■ Text extract ■
○ ○ ○ ○ ○

Global Policy Forum

The Human Rights Council:

Conference of NGOs
March 16, 2006

The replacement of the Commission on Human Rights by a Human Rights Council has been proposed by the Secretary General in his report "In Larger Freedom, towards Development, Security and Human Rights for All", released in March 2005. In this paper, that came out, whether hazardously or not, in the midst of the 61st session of the Commission on Human Rights (CHR), Kofi Annan recognized the unique contribution of the Commission to the development and codification of international human rights law and its "close engagement with hundreds of civil society organizations" which "provides an opportunity for working with civil society that does not exist elsewhere"[1]. However, he also very bluntly acknowledged a situation that NGOs had been denouncing for years, namely that the CHR had lost credibility and professionalism and, even worse, that "States had sought membership to the Commission to protect themselves against criticism or to criticize others". One of the main criticisms moved by NGOs towards the Commission had been openly and officially recognized by one of the principal UN organs! This in itself was a revolution.

In order to obviate to this contradictory situation and in his quest to elevate human rights to one of the three main pillars of the Organisation – along with peace and security and development - the SG suggested to replace the CHR by a smaller, standing Human Rights Council. This would become a principal organ of the UN – like the Security Council and the Economic and Social Council – or, alternatively, a subsidiary organ of the General Assembly and its members would be elected by the GA by a 2/3 majority. Additionally and maybe most importantly, "those elected to the Council should abide by the highest human rights standards".

This proposal put NGOs in a schizophrenic and somehow embarrassing situation. Even though they were in general and in principle favourable to reforming the discredited CHR, there was a general fear that NGOs could lose in the new organ the rights and privileges acquired at the Commission and long fought for during more than fifty years. After Kofi Annan came to Geneva to present personally his reform proposal, the CHR devoted an informal session to discussing the issue and NGOs delivered three joint statements that all concurred in this concern[2].

Indeed, the participation of NGOs in the activities of the CHR has reached an impressive level: according to the OHCHR, the 61st session witnessed the participation of 261 NGOs, for a total of 1946 individuals, that submitted 351 written statements, 473 oral ones and 84 joint statements.

How could we come to such an extraordinary level of involvement?

○ ○ ○ ○ ○

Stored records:
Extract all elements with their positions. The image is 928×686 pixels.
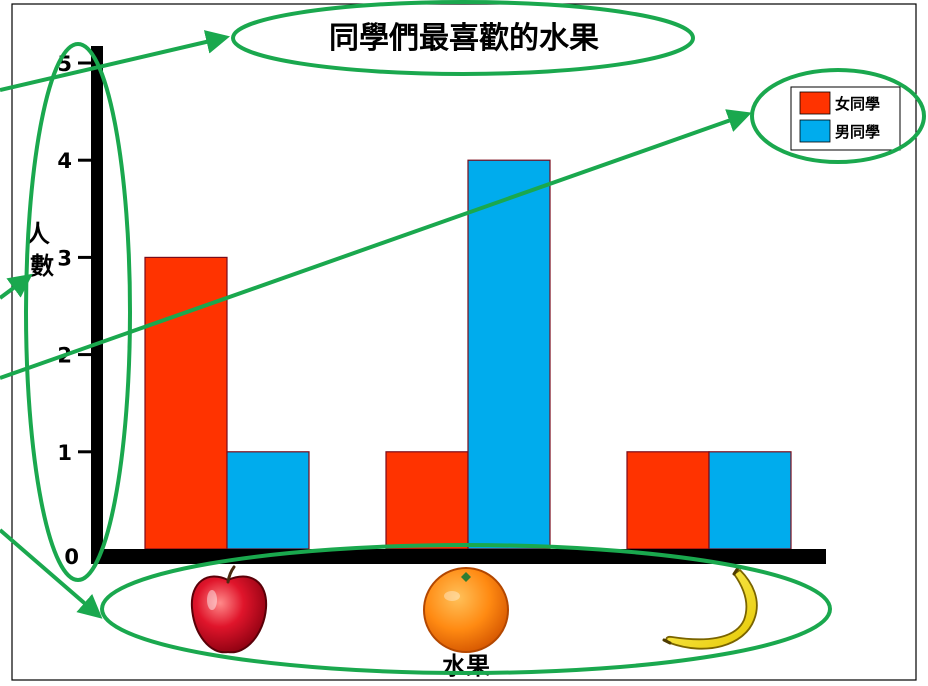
y-axis-highlight-ellipse [24,42,132,582]
apple-icon [190,565,268,654]
legend-swatch-male [799,119,831,143]
y-tick-label-0: 0 [64,545,79,569]
chart-title: 同學們最喜歡的水果 [329,21,599,56]
y-axis-label: 人 數 [26,220,58,280]
bar-apple-female [144,256,228,550]
y-tick-label-1: 1 [57,441,72,465]
title-highlight-ellipse [231,0,695,76]
legend-swatch-female [799,91,831,115]
x-axis-label: 水果 [442,652,490,680]
arrow-to-title [0,30,231,92]
bar-orange-male [467,159,551,550]
legend-label-female: 女同學 [835,95,880,113]
y-axis-label-char-2: 數 [30,252,54,280]
banana-icon [662,566,758,650]
arrow-to-legend [0,109,752,380]
legend-label-male: 男同學 [835,123,880,141]
arrow-to-y-axis [0,273,33,300]
arrow-to-x-axis [0,528,103,619]
bar-banana-female [626,451,710,550]
y-axis-line [91,46,103,564]
orange-icon [423,567,509,653]
y-tick-label-3: 3 [57,246,72,270]
legend-highlight-ellipse [750,68,926,164]
bar-orange-female [385,451,469,550]
y-tick-label-4: 4 [57,149,72,173]
bars [144,159,792,550]
bar-apple-male [226,451,310,550]
bar-banana-male [708,451,792,550]
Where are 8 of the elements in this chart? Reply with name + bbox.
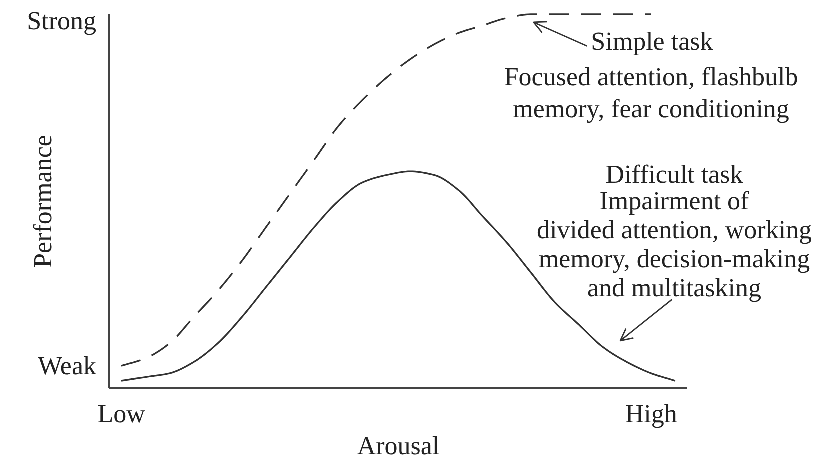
x-tick-label: Low: [98, 400, 146, 428]
x-axis-title: Arousal: [357, 432, 440, 460]
x-tick-label: High: [625, 400, 678, 428]
y-axis-title: Performance: [28, 135, 58, 268]
annotation: Focused attention, flashbulb memory, fear conditioning: [504, 62, 798, 124]
text: Strong: [27, 6, 96, 36]
text: Weak: [38, 351, 97, 380]
annotation: Simple task: [591, 27, 714, 56]
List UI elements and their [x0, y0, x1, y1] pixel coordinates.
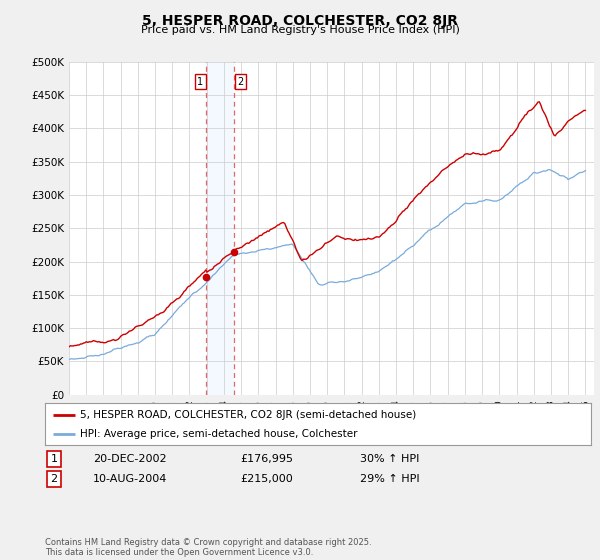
Text: 29% ↑ HPI: 29% ↑ HPI — [360, 474, 419, 484]
Text: 5, HESPER ROAD, COLCHESTER, CO2 8JR: 5, HESPER ROAD, COLCHESTER, CO2 8JR — [142, 14, 458, 28]
Bar — [206, 62, 235, 395]
Text: 10-AUG-2004: 10-AUG-2004 — [93, 474, 167, 484]
Text: £176,995: £176,995 — [240, 454, 293, 464]
Text: HPI: Average price, semi-detached house, Colchester: HPI: Average price, semi-detached house,… — [80, 429, 358, 439]
Text: 20-DEC-2002: 20-DEC-2002 — [93, 454, 167, 464]
Text: 1: 1 — [50, 454, 58, 464]
Text: 1: 1 — [197, 77, 203, 87]
Text: 2: 2 — [238, 77, 244, 87]
Text: 2: 2 — [50, 474, 58, 484]
Text: Price paid vs. HM Land Registry's House Price Index (HPI): Price paid vs. HM Land Registry's House … — [140, 25, 460, 35]
Text: Contains HM Land Registry data © Crown copyright and database right 2025.
This d: Contains HM Land Registry data © Crown c… — [45, 538, 371, 557]
Text: 30% ↑ HPI: 30% ↑ HPI — [360, 454, 419, 464]
Text: 5, HESPER ROAD, COLCHESTER, CO2 8JR (semi-detached house): 5, HESPER ROAD, COLCHESTER, CO2 8JR (sem… — [80, 409, 417, 419]
Text: £215,000: £215,000 — [240, 474, 293, 484]
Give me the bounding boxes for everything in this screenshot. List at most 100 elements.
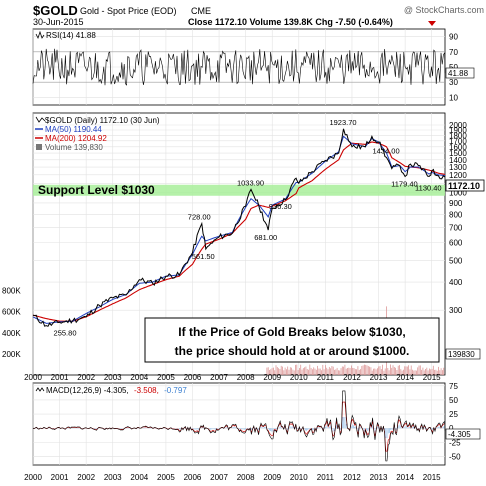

○ ○ ○ ○ ○

■ Tasks to complete ■
a – Please decide whether each statement below agrees with the Human Rights Council text, answering yes or no and quoting the deciding words. (i) The Secretary General's report was released in March 2005. (ii) Council members would be elected by the General Assembly by a simple majority. (iii) NGOs delivered three joint statements during the informal session of the CHR.
b – Answer these questions from the Human Rights Council text.
(i) How many NGOs took part in the 61st session?
(ii) How many oral statements were submitted at that session?
(iii) Besides human rights, what are the other two main pillars of the Organisation?

■ Solutions in order ■
a –
(i) Yes: "released in March 2005"
(ii) No: "its members would be elected by the GA by a 2/3 majority"
(iii) Yes: "NGOs delivered three joint statements that all concurred in this concern"

b –
(i) 261
(ii) 473
(iii) Peace and security, and development